Return each line of the data below exactly, omitting any pictures.

● Figure record extracts:
----------------------------------------
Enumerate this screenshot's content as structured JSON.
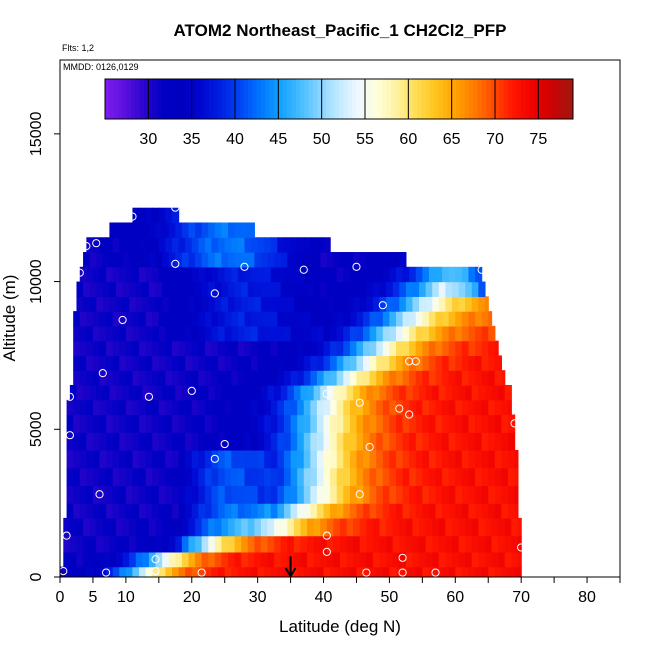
{
  "chart_data": {
    "type": "heatmap",
    "title": "ATOM2 Northeast_Pacific_1 CH2Cl2_PFP",
    "annotations": {
      "flights": "Flts: 1,2",
      "dates": "MMDD: 0126,0129"
    },
    "xlabel": "Latitude (deg N)",
    "ylabel": "Altitude (m)",
    "xlim": [
      0,
      85
    ],
    "ylim": [
      0,
      17500
    ],
    "x_ticks": [
      0,
      5,
      10,
      20,
      30,
      40,
      50,
      60,
      70,
      80
    ],
    "x_tick_labels": [
      "0",
      "5",
      "10",
      "20",
      "30",
      "40",
      "50",
      "60",
      "70",
      "80"
    ],
    "x_minor_ticks": [
      0,
      5,
      10,
      15,
      20,
      25,
      30,
      35,
      40,
      45,
      50,
      55,
      60,
      65,
      70,
      75,
      80,
      85
    ],
    "y_ticks": [
      0,
      5000,
      10000,
      15000
    ],
    "y_tick_labels": [
      "0",
      "5000",
      "10000",
      "15000"
    ],
    "colorbar": {
      "range": [
        25,
        79
      ],
      "ticks": [
        30,
        35,
        40,
        45,
        50,
        55,
        60,
        65,
        70,
        75
      ],
      "tick_labels": [
        "30",
        "35",
        "40",
        "45",
        "50",
        "55",
        "60",
        "65",
        "70",
        "75"
      ],
      "colors": [
        "#7d1df0",
        "#5b10df",
        "#2a05cc",
        "#0000c4",
        "#0000c0",
        "#0008d2",
        "#0022e4",
        "#0048f5",
        "#0078ff",
        "#14a0ff",
        "#46bcff",
        "#86d4ff",
        "#c2eaff",
        "#f0f8ff",
        "#ffffd8",
        "#fff09c",
        "#ffdc50",
        "#ffc21c",
        "#ffa000",
        "#ff7800",
        "#ff4600",
        "#ff1400",
        "#ee0000",
        "#c80404",
        "#a01810"
      ]
    },
    "field": {
      "lat_min": 0,
      "lat_max": 70,
      "lat_step": 1,
      "rows": [
        {
          "alt_bottom": 0,
          "alt_top": 350,
          "lat_start": 0,
          "lat_end": 70
        },
        {
          "alt_bottom": 350,
          "alt_top": 850,
          "lat_start": 0.5,
          "lat_end": 70
        },
        {
          "alt_bottom": 850,
          "alt_top": 1400,
          "lat_start": 0.5,
          "lat_end": 70
        },
        {
          "alt_bottom": 1400,
          "alt_top": 2000,
          "lat_start": 0.5,
          "lat_end": 70
        },
        {
          "alt_bottom": 2000,
          "alt_top": 2500,
          "lat_start": 1,
          "lat_end": 69.5
        },
        {
          "alt_bottom": 2500,
          "alt_top": 3100,
          "lat_start": 1,
          "lat_end": 69.5
        },
        {
          "alt_bottom": 3100,
          "alt_top": 3700,
          "lat_start": 1,
          "lat_end": 69.5
        },
        {
          "alt_bottom": 3700,
          "alt_top": 4300,
          "lat_start": 1,
          "lat_end": 69.5
        },
        {
          "alt_bottom": 4300,
          "alt_top": 4900,
          "lat_start": 1,
          "lat_end": 69
        },
        {
          "alt_bottom": 4900,
          "alt_top": 5500,
          "lat_start": 1,
          "lat_end": 69
        },
        {
          "alt_bottom": 5500,
          "alt_top": 6000,
          "lat_start": 1,
          "lat_end": 68.5
        },
        {
          "alt_bottom": 6000,
          "alt_top": 6500,
          "lat_start": 1.5,
          "lat_end": 68.5
        },
        {
          "alt_bottom": 6500,
          "alt_top": 7000,
          "lat_start": 2,
          "lat_end": 67.5
        },
        {
          "alt_bottom": 7000,
          "alt_top": 7500,
          "lat_start": 2,
          "lat_end": 67
        },
        {
          "alt_bottom": 7500,
          "alt_top": 8000,
          "lat_start": 2,
          "lat_end": 66.5
        },
        {
          "alt_bottom": 8000,
          "alt_top": 8500,
          "lat_start": 2,
          "lat_end": 66
        },
        {
          "alt_bottom": 8500,
          "alt_top": 9000,
          "lat_start": 2,
          "lat_end": 65.5
        },
        {
          "alt_bottom": 9000,
          "alt_top": 9500,
          "lat_start": 2.5,
          "lat_end": 65
        },
        {
          "alt_bottom": 9500,
          "alt_top": 10000,
          "lat_start": 2.5,
          "lat_end": 64.5
        },
        {
          "alt_bottom": 10000,
          "alt_top": 10500,
          "lat_start": 3,
          "lat_end": 64
        },
        {
          "alt_bottom": 10500,
          "alt_top": 11000,
          "lat_start": 3.5,
          "lat_end": 52.5
        },
        {
          "alt_bottom": 11000,
          "alt_top": 11500,
          "lat_start": 4,
          "lat_end": 41
        },
        {
          "alt_bottom": 11500,
          "alt_top": 12000,
          "lat_start": 7.5,
          "lat_end": 29.5
        },
        {
          "alt_bottom": 12000,
          "alt_top": 12500,
          "lat_start": 11,
          "lat_end": 18
        }
      ]
    },
    "samples": [
      [
        0.5,
        200
      ],
      [
        7,
        150
      ],
      [
        14.5,
        200
      ],
      [
        21.5,
        150
      ],
      [
        46.5,
        150
      ],
      [
        52,
        150
      ],
      [
        57,
        150
      ],
      [
        14.5,
        600
      ],
      [
        52,
        650
      ],
      [
        40.5,
        850
      ],
      [
        70,
        1000
      ],
      [
        1,
        1400
      ],
      [
        40.5,
        1400
      ],
      [
        6,
        2800
      ],
      [
        45.5,
        2800
      ],
      [
        23.5,
        4000
      ],
      [
        25,
        4500
      ],
      [
        47,
        4400
      ],
      [
        1.5,
        4800
      ],
      [
        53,
        5500
      ],
      [
        51.5,
        5700
      ],
      [
        69,
        5200
      ],
      [
        1.5,
        6100
      ],
      [
        13.5,
        6100
      ],
      [
        20,
        6300
      ],
      [
        40.5,
        6200
      ],
      [
        45.5,
        5900
      ],
      [
        6.5,
        6900
      ],
      [
        53,
        7300
      ],
      [
        54,
        7300
      ],
      [
        9.5,
        8700
      ],
      [
        49,
        9200
      ],
      [
        23.5,
        9600
      ],
      [
        3,
        10300
      ],
      [
        17.5,
        10600
      ],
      [
        28,
        10500
      ],
      [
        37,
        10400
      ],
      [
        45,
        10500
      ],
      [
        64,
        10400
      ],
      [
        4,
        11200
      ],
      [
        5.5,
        11300
      ],
      [
        11,
        12200
      ],
      [
        17.5,
        12500
      ]
    ],
    "arrow": {
      "lat": 35,
      "alt_top": 700,
      "alt_bottom": 0
    }
  }
}
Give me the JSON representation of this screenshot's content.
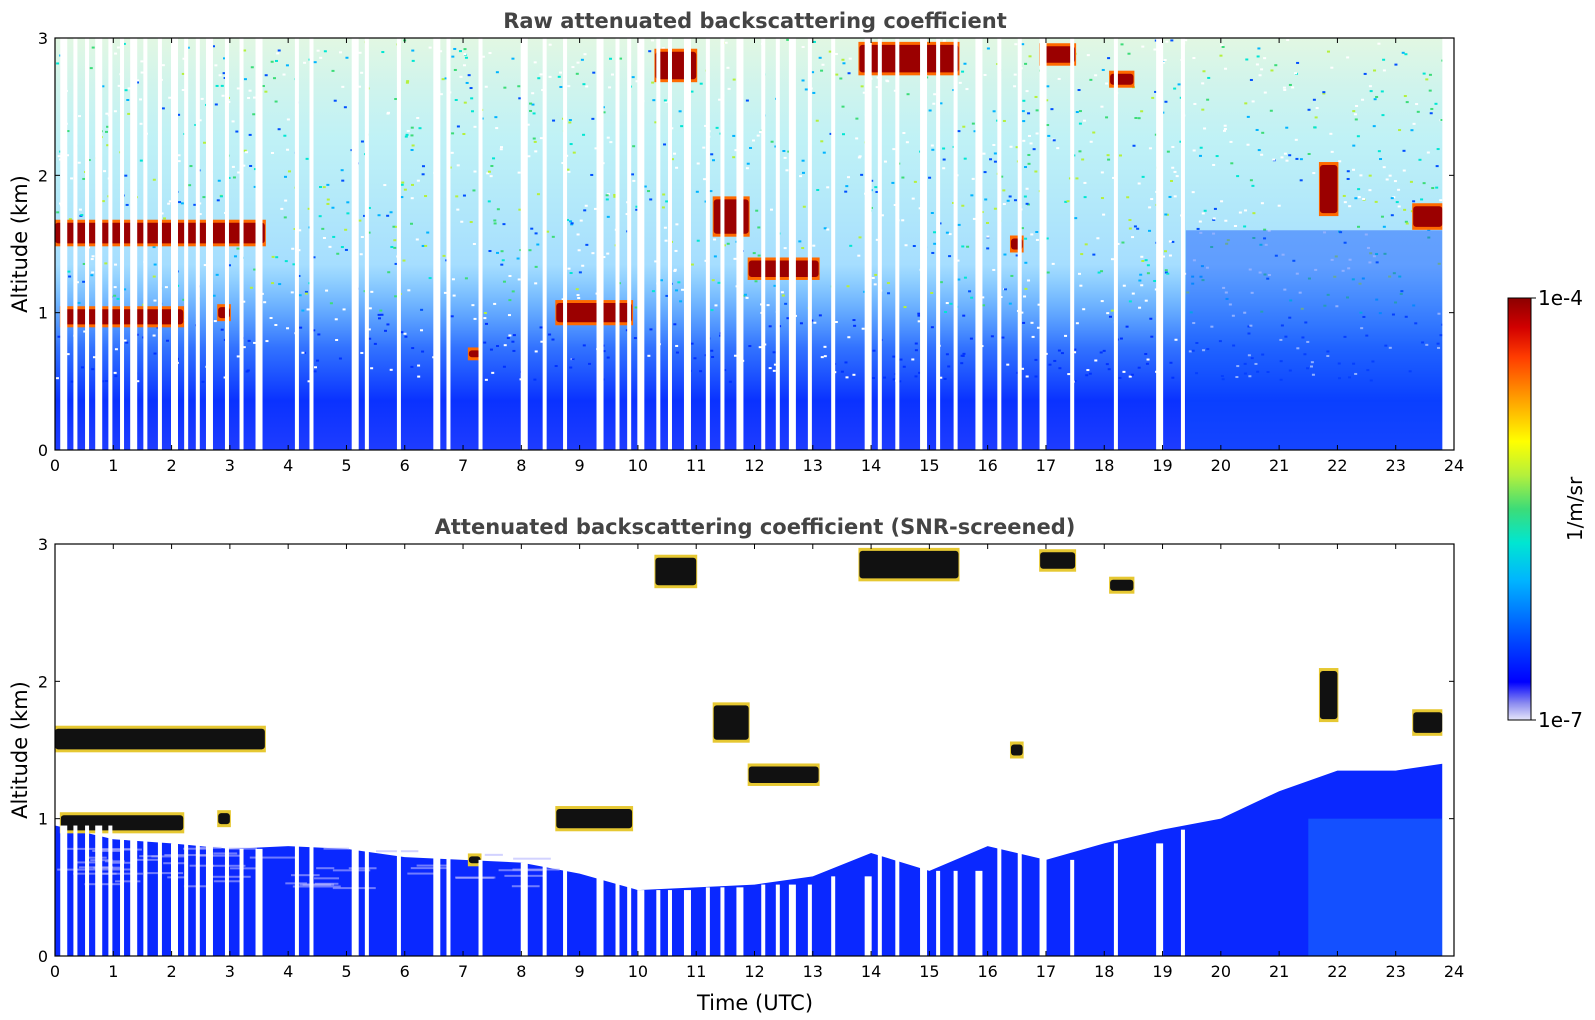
----------------------------------------
● Solution to this task:
Enumerate this screenshot's content as structured JSON.
{
  "chart_data": {
    "type": "heatmap",
    "title": "ATOM2 Northeast_Pacific_1 CH2Cl2_PFP",
    "annotations": {
      "flights": "Flts: 1,2",
      "dates": "MMDD: 0126,0129"
    },
    "xlabel": "Latitude (deg N)",
    "ylabel": "Altitude (m)",
    "xlim": [
      0,
      85
    ],
    "ylim": [
      0,
      17500
    ],
    "x_ticks": [
      0,
      5,
      10,
      20,
      30,
      40,
      50,
      60,
      70,
      80
    ],
    "x_tick_labels": [
      "0",
      "5",
      "10",
      "20",
      "30",
      "40",
      "50",
      "60",
      "70",
      "80"
    ],
    "x_minor_ticks": [
      0,
      5,
      10,
      15,
      20,
      25,
      30,
      35,
      40,
      45,
      50,
      55,
      60,
      65,
      70,
      75,
      80,
      85
    ],
    "y_ticks": [
      0,
      5000,
      10000,
      15000
    ],
    "y_tick_labels": [
      "0",
      "5000",
      "10000",
      "15000"
    ],
    "colorbar": {
      "range": [
        25,
        79
      ],
      "ticks": [
        30,
        35,
        40,
        45,
        50,
        55,
        60,
        65,
        70,
        75
      ],
      "tick_labels": [
        "30",
        "35",
        "40",
        "45",
        "50",
        "55",
        "60",
        "65",
        "70",
        "75"
      ],
      "colors": [
        "#7d1df0",
        "#5b10df",
        "#2a05cc",
        "#0000c4",
        "#0000c0",
        "#0008d2",
        "#0022e4",
        "#0048f5",
        "#0078ff",
        "#14a0ff",
        "#46bcff",
        "#86d4ff",
        "#c2eaff",
        "#f0f8ff",
        "#ffffd8",
        "#fff09c",
        "#ffdc50",
        "#ffc21c",
        "#ffa000",
        "#ff7800",
        "#ff4600",
        "#ff1400",
        "#ee0000",
        "#c80404",
        "#a01810"
      ]
    },
    "field": {
      "lat_min": 0,
      "lat_max": 70,
      "lat_step": 1,
      "rows": [
        {
          "alt_bottom": 0,
          "alt_top": 350,
          "lat_start": 0,
          "lat_end": 70
        },
        {
          "alt_bottom": 350,
          "alt_top": 850,
          "lat_start": 0.5,
          "lat_end": 70
        },
        {
          "alt_bottom": 850,
          "alt_top": 1400,
          "lat_start": 0.5,
          "lat_end": 70
        },
        {
          "alt_bottom": 1400,
          "alt_top": 2000,
          "lat_start": 0.5,
          "lat_end": 70
        },
        {
          "alt_bottom": 2000,
          "alt_top": 2500,
          "lat_start": 1,
          "lat_end": 69.5
        },
        {
          "alt_bottom": 2500,
          "alt_top": 3100,
          "lat_start": 1,
          "lat_end": 69.5
        },
        {
          "alt_bottom": 3100,
          "alt_top": 3700,
          "lat_start": 1,
          "lat_end": 69.5
        },
        {
          "alt_bottom": 3700,
          "alt_top": 4300,
          "lat_start": 1,
          "lat_end": 69.5
        },
        {
          "alt_bottom": 4300,
          "alt_top": 4900,
          "lat_start": 1,
          "lat_end": 69
        },
        {
          "alt_bottom": 4900,
          "alt_top": 5500,
          "lat_start": 1,
          "lat_end": 69
        },
        {
          "alt_bottom": 5500,
          "alt_top": 6000,
          "lat_start": 1,
          "lat_end": 68.5
        },
        {
          "alt_bottom": 6000,
          "alt_top": 6500,
          "lat_start": 1.5,
          "lat_end": 68.5
        },
        {
          "alt_bottom": 6500,
          "alt_top": 7000,
          "lat_start": 2,
          "lat_end": 67.5
        },
        {
          "alt_bottom": 7000,
          "alt_top": 7500,
          "lat_start": 2,
          "lat_end": 67
        },
        {
          "alt_bottom": 7500,
          "alt_top": 8000,
          "lat_start": 2,
          "lat_end": 66.5
        },
        {
          "alt_bottom": 8000,
          "alt_top": 8500,
          "lat_start": 2,
          "lat_end": 66
        },
        {
          "alt_bottom": 8500,
          "alt_top": 9000,
          "lat_start": 2,
          "lat_end": 65.5
        },
        {
          "alt_bottom": 9000,
          "alt_top": 9500,
          "lat_start": 2.5,
          "lat_end": 65
        },
        {
          "alt_bottom": 9500,
          "alt_top": 10000,
          "lat_start": 2.5,
          "lat_end": 64.5
        },
        {
          "alt_bottom": 10000,
          "alt_top": 10500,
          "lat_start": 3,
          "lat_end": 64
        },
        {
          "alt_bottom": 10500,
          "alt_top": 11000,
          "lat_start": 3.5,
          "lat_end": 52.5
        },
        {
          "alt_bottom": 11000,
          "alt_top": 11500,
          "lat_start": 4,
          "lat_end": 41
        },
        {
          "alt_bottom": 11500,
          "alt_top": 12000,
          "lat_start": 7.5,
          "lat_end": 29.5
        },
        {
          "alt_bottom": 12000,
          "alt_top": 12500,
          "lat_start": 11,
          "lat_end": 18
        }
      ]
    },
    "samples": [
      [
        0.5,
        200
      ],
      [
        7,
        150
      ],
      [
        14.5,
        200
      ],
      [
        21.5,
        150
      ],
      [
        46.5,
        150
      ],
      [
        52,
        150
      ],
      [
        57,
        150
      ],
      [
        14.5,
        600
      ],
      [
        52,
        650
      ],
      [
        40.5,
        850
      ],
      [
        70,
        1000
      ],
      [
        1,
        1400
      ],
      [
        40.5,
        1400
      ],
      [
        6,
        2800
      ],
      [
        45.5,
        2800
      ],
      [
        23.5,
        4000
      ],
      [
        25,
        4500
      ],
      [
        47,
        4400
      ],
      [
        1.5,
        4800
      ],
      [
        53,
        5500
      ],
      [
        51.5,
        5700
      ],
      [
        69,
        5200
      ],
      [
        1.5,
        6100
      ],
      [
        13.5,
        6100
      ],
      [
        20,
        6300
      ],
      [
        40.5,
        6200
      ],
      [
        45.5,
        5900
      ],
      [
        6.5,
        6900
      ],
      [
        53,
        7300
      ],
      [
        54,
        7300
      ],
      [
        9.5,
        8700
      ],
      [
        49,
        9200
      ],
      [
        23.5,
        9600
      ],
      [
        3,
        10300
      ],
      [
        17.5,
        10600
      ],
      [
        28,
        10500
      ],
      [
        37,
        10400
      ],
      [
        45,
        10500
      ],
      [
        64,
        10400
      ],
      [
        4,
        11200
      ],
      [
        5.5,
        11300
      ],
      [
        11,
        12200
      ],
      [
        17.5,
        12500
      ]
    ],
    "arrow": {
      "lat": 35,
      "alt_top": 700,
      "alt_bottom": 0
    }
  }
}
Give me the JSON representation of this screenshot's content.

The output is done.